_Brief_
Without the images, print all the entries below exactly as given.

_Data supplied_

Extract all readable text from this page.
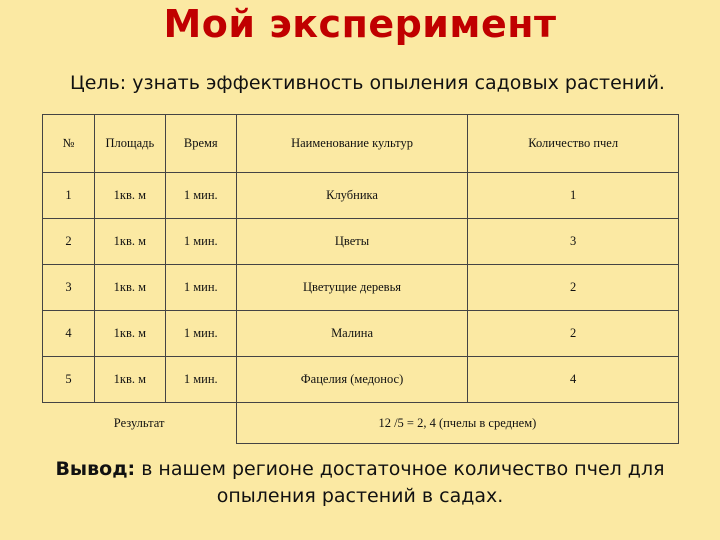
Мой эксперимент
Цель: узнать эффективность опыления садовых растений.
№	Площадь	Время	Наименование культур	Количество пчел
1	1кв. м	1 мин.	Клубника	1
2	1кв. м	1 мин.	Цветы	3
3	1кв. м	1 мин.	Цветущие деревья	2
4	1кв. м	1 мин.	Малина	2
5	1кв. м	1 мин.	Фацелия (медонос)	4
Результат			12 /5 = 2, 4 (пчелы в среднем)	
Вывод: в нашем регионе достаточное количество пчел для опыления растений в садах.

_Exercise response_
Extract all readable text from this page.
Мой эксперимент
Цель: узнать эффективность опыления садовых растений.
№	Площадь	Время	Наименование культур	Количество пчел
1	1кв. м	1 мин.	Клубника	1
2	1кв. м	1 мин.	Цветы	3
3	1кв. м	1 мин.	Цветущие деревья	2
4	1кв. м	1 мин.	Малина	2
5	1кв. м	1 мин.	Фацелия (медонос)	4
Результат			12 /5 = 2, 4 (пчелы в среднем)	
Вывод: в нашем регионе достаточное количество пчел для опыления растений в садах.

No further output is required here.